GIVEN RECORDS:

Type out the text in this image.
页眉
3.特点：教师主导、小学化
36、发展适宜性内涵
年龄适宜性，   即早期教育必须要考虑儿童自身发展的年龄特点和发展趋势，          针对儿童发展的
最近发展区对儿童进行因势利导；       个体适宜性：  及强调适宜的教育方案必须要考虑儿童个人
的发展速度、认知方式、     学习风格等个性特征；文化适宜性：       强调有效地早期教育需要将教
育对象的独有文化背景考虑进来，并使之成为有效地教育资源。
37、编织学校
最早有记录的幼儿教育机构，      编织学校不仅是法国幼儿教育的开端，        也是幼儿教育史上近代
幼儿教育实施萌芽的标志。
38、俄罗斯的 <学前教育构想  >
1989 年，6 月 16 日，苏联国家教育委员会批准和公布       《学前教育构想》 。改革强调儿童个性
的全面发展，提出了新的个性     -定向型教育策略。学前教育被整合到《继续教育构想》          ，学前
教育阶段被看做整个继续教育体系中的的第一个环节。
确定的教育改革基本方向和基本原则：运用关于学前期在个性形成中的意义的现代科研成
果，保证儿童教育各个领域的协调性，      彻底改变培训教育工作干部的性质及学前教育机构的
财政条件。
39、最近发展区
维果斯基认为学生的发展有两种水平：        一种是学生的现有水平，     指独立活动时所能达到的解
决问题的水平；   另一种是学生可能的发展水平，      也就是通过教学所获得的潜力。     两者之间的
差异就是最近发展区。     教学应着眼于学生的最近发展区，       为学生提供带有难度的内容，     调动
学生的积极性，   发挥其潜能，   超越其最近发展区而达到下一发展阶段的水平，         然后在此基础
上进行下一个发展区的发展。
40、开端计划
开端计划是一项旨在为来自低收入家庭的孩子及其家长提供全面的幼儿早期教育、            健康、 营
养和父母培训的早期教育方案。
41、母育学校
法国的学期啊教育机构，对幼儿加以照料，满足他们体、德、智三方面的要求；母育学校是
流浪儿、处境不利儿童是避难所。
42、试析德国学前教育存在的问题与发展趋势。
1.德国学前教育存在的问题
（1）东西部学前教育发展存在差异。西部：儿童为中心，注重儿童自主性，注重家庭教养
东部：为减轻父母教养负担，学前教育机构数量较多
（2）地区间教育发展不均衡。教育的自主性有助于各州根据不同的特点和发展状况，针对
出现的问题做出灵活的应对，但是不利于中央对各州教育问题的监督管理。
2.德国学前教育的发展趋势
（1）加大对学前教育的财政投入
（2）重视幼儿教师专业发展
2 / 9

WHAT THE TASK REQUIRES: Tally up the lines holding the word "学前教育构想" in the data above, and answer with that figure only.

WRITTEN SOLUTION: 2